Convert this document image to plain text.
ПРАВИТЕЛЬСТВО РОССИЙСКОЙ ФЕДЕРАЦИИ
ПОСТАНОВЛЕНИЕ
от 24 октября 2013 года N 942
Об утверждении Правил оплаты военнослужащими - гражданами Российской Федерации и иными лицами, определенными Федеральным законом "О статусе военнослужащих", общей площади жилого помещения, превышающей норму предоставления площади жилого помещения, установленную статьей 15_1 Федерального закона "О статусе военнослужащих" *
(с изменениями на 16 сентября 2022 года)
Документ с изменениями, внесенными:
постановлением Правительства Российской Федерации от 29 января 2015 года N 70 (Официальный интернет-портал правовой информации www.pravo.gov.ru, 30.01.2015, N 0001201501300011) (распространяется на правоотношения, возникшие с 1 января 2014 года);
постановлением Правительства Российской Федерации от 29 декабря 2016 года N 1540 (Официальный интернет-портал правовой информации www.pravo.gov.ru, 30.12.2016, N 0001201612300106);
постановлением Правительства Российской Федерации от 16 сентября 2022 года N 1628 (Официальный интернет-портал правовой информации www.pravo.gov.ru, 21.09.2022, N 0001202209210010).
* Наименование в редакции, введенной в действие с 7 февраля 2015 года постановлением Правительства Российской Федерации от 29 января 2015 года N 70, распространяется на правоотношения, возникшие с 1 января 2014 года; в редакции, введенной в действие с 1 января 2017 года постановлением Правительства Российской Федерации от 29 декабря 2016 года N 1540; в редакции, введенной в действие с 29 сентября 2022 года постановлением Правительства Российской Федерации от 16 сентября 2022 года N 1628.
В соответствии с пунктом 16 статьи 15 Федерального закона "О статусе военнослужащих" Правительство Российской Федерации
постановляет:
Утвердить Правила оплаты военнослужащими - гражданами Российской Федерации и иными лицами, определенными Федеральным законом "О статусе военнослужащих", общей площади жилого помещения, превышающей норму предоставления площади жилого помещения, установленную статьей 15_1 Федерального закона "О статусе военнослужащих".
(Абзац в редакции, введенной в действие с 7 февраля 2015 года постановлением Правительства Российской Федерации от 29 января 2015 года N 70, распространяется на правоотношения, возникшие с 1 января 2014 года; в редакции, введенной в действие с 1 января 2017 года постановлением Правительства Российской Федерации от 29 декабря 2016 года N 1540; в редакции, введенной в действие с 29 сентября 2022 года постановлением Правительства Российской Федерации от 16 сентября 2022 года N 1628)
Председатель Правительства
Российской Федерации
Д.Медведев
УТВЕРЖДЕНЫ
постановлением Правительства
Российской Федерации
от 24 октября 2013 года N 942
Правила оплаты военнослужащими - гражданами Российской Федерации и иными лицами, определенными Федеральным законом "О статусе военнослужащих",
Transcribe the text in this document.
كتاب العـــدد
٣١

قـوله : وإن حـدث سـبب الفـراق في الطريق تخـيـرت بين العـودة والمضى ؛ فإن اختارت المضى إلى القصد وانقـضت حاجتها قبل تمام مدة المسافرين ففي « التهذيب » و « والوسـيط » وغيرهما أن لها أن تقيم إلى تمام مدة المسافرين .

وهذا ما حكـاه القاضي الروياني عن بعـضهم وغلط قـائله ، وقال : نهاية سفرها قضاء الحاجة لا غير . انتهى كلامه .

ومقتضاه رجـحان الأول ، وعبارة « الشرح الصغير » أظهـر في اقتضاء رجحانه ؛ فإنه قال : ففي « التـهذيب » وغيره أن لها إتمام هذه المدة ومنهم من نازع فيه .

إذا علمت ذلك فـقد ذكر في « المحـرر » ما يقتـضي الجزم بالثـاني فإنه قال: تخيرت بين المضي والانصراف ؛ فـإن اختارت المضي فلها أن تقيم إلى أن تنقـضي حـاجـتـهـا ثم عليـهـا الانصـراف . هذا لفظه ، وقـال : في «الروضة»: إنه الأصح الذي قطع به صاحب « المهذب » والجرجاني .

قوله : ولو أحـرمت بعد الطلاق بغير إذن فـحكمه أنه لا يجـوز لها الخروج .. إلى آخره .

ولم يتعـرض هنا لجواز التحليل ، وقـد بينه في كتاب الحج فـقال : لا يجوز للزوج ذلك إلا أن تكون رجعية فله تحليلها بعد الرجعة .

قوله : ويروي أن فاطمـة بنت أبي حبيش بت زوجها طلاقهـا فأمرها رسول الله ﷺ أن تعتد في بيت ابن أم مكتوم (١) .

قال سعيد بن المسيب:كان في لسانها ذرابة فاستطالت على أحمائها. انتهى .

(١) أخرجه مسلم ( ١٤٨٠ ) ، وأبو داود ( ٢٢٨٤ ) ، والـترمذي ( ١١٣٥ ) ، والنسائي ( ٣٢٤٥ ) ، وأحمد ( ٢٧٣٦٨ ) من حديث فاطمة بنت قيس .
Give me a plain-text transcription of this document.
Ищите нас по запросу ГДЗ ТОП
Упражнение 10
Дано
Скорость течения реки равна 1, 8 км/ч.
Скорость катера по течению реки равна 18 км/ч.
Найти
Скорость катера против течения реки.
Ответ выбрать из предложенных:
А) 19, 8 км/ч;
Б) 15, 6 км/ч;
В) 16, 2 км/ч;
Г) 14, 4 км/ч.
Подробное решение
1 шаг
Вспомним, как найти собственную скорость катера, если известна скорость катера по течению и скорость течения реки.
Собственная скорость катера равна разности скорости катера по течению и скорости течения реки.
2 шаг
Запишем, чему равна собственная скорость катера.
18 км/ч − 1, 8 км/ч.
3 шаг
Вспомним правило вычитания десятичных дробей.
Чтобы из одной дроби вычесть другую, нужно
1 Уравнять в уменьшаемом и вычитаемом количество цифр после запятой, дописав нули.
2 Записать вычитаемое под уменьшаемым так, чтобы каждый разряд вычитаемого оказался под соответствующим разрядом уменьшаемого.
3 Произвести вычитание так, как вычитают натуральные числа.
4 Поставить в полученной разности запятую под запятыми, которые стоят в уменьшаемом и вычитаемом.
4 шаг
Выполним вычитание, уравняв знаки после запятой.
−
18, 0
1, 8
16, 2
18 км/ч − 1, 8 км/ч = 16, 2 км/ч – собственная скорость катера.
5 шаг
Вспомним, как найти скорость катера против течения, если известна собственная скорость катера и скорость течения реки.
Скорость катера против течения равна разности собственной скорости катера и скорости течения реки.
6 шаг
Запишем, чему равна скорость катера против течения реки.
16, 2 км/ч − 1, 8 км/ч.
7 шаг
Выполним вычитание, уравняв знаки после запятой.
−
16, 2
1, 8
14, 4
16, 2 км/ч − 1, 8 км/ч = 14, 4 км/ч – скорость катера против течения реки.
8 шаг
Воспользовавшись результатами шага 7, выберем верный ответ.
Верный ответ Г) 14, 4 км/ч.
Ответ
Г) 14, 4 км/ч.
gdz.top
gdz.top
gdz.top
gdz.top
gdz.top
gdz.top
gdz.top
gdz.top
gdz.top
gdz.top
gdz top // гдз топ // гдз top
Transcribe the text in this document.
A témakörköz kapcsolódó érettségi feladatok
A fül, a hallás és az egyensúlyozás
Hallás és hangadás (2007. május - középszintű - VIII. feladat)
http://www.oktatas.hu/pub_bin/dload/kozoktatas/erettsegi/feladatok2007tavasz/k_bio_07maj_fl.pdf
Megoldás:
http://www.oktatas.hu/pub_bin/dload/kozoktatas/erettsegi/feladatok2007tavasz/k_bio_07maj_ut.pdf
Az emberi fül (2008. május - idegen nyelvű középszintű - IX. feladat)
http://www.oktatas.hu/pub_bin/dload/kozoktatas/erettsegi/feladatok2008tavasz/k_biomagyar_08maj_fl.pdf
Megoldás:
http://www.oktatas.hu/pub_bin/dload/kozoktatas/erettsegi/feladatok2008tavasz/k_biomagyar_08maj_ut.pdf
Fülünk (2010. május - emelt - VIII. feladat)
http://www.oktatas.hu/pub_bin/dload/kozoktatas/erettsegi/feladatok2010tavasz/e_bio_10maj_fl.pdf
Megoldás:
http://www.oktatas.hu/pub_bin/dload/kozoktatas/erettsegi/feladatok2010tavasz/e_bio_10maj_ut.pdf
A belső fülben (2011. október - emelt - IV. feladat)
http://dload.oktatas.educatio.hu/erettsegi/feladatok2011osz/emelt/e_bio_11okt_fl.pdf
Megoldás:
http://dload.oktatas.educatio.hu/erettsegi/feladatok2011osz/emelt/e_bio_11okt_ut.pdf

Aim of the exercise:
Go through the listing above and report how many of its lines contain the word "május", with only the number as output.

Answer below:
3